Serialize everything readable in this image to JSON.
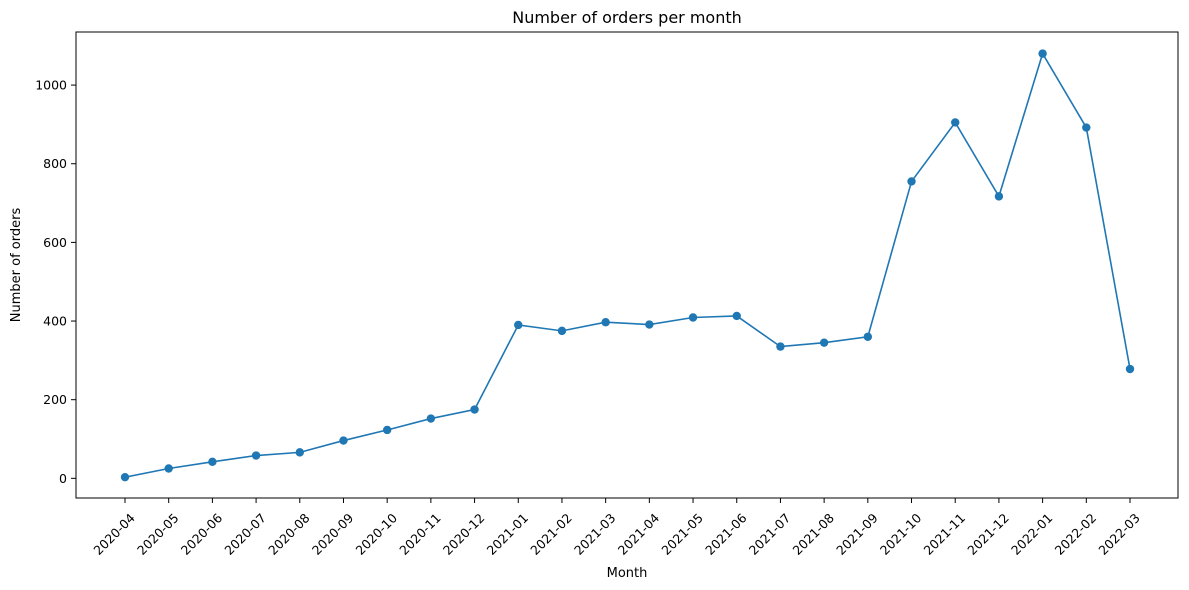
{
  "chart_data": {
    "type": "line",
    "title": "Number of orders per month",
    "xlabel": "Month",
    "ylabel": "Number of orders",
    "x": [
      "2020-04",
      "2020-05",
      "2020-06",
      "2020-07",
      "2020-08",
      "2020-09",
      "2020-10",
      "2020-11",
      "2020-12",
      "2021-01",
      "2021-02",
      "2021-03",
      "2021-04",
      "2021-05",
      "2021-06",
      "2021-07",
      "2021-08",
      "2021-09",
      "2021-10",
      "2021-11",
      "2021-12",
      "2022-01",
      "2022-02",
      "2022-03"
    ],
    "series": [
      {
        "values": [
          3,
          25,
          42,
          58,
          66,
          96,
          123,
          152,
          175,
          390,
          375,
          397,
          391,
          409,
          413,
          335,
          345,
          360,
          755,
          905,
          717,
          1080,
          892,
          278
        ],
        "color": "#1f77b4",
        "marker": "circle"
      }
    ],
    "yticks": [
      0,
      200,
      400,
      600,
      800,
      1000
    ],
    "ylim": [
      -50,
      1135
    ],
    "grid": false,
    "legend": "none",
    "x_tick_rotation": "45 degrees"
  }
}
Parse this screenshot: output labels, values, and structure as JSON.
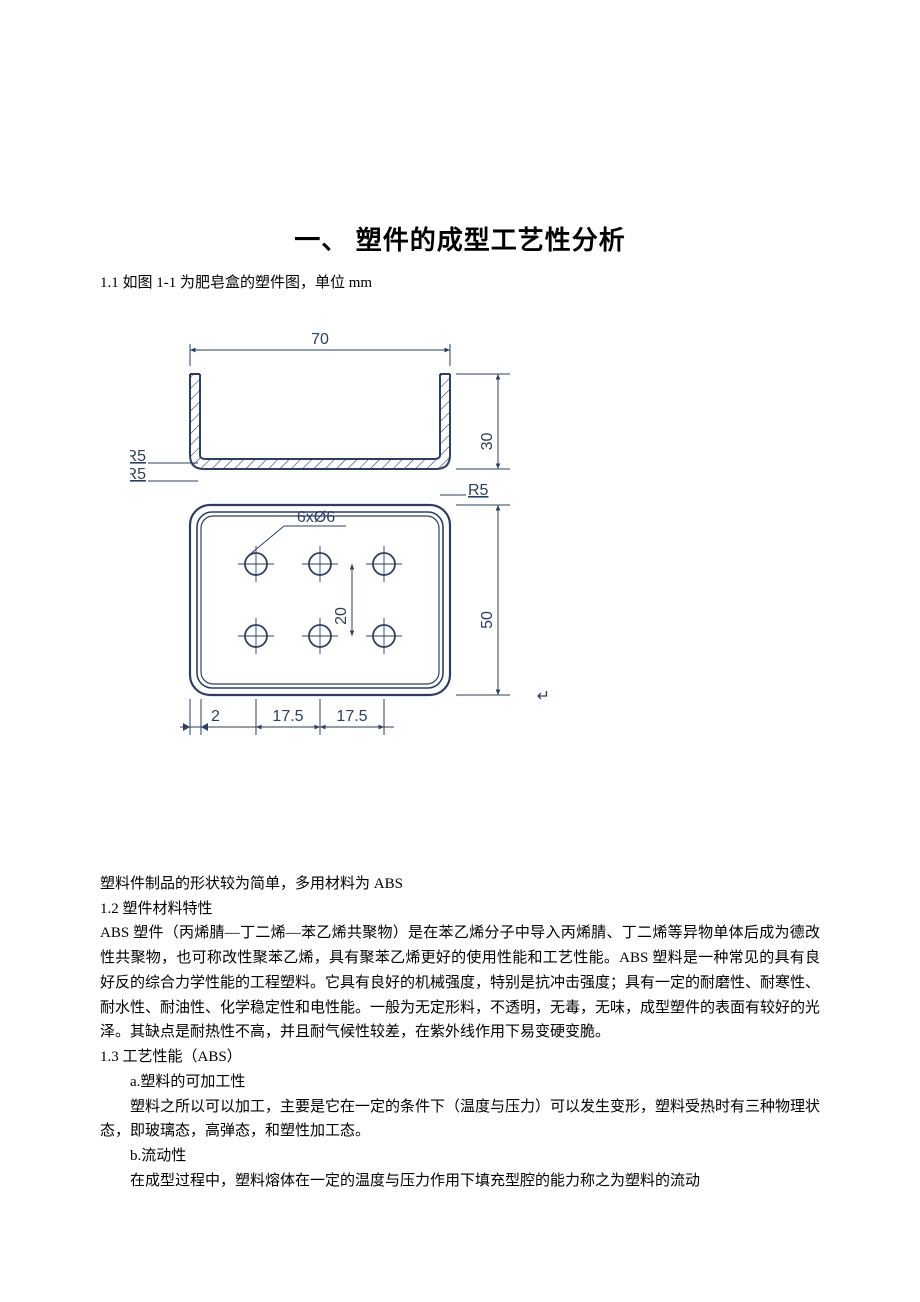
{
  "title": "一、  塑件的成型工艺性分析",
  "s11": "1.1 如图 1-1 为肥皂盒的塑件图，单位 mm",
  "shape_note": "塑料件制品的形状较为简单，多用材料为 ABS",
  "s12_head": "1.2 塑件材料特性",
  "s12_body": "  ABS 塑件（丙烯腈—丁二烯—苯乙烯共聚物）是在苯乙烯分子中导入丙烯腈、丁二烯等异物单体后成为德改性共聚物，也可称改性聚苯乙烯，具有聚苯乙烯更好的使用性能和工艺性能。ABS 塑料是一种常见的具有良好反的综合力学性能的工程塑料。它具有良好的机械强度，特别是抗冲击强度；具有一定的耐磨性、耐寒性、耐水性、耐油性、化学稳定性和电性能。一般为无定形料，不透明，无毒，无味，成型塑件的表面有较好的光泽。其缺点是耐热性不高，并且耐气候性较差，在紫外线作用下易变硬变脆。",
  "s13_head": "1.3 工艺性能（ABS）",
  "s13_a": "a.塑料的可加工性",
  "s13_a_body": "塑料之所以可以加工，主要是它在一定的条件下（温度与压力）可以发生变形，塑料受热时有三种物理状态，即玻璃态，高弹态，和塑性加工态。",
  "s13_b": "b.流动性",
  "s13_b_body": "在成型过程中，塑料熔体在一定的温度与压力作用下填充型腔的能力称之为塑料的流动",
  "diagram": {
    "colors": {
      "stroke": "#2b3f66",
      "fill_bg": "#ffffff",
      "hatch": "#2b3f66",
      "text": "#2b3f66"
    },
    "top": {
      "dim_top_label": "70",
      "dim_right_label": "30",
      "r_left_upper": "R5",
      "r_left_lower": "R5",
      "r_right": "R5"
    },
    "bottom": {
      "hole_label": "6xØ6",
      "dim_v_label": "20",
      "dim_right_label": "50",
      "dims_bottom": [
        "2",
        "17.5",
        "17.5"
      ]
    }
  }
}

•••

AIM OF THE TASK: In the listing, find all lines with the string "JSON" and copy them.

REPLY:
Serialize everything readable in this image to JSON.
Parse this screenshot: output labels, values, and structure as JSON.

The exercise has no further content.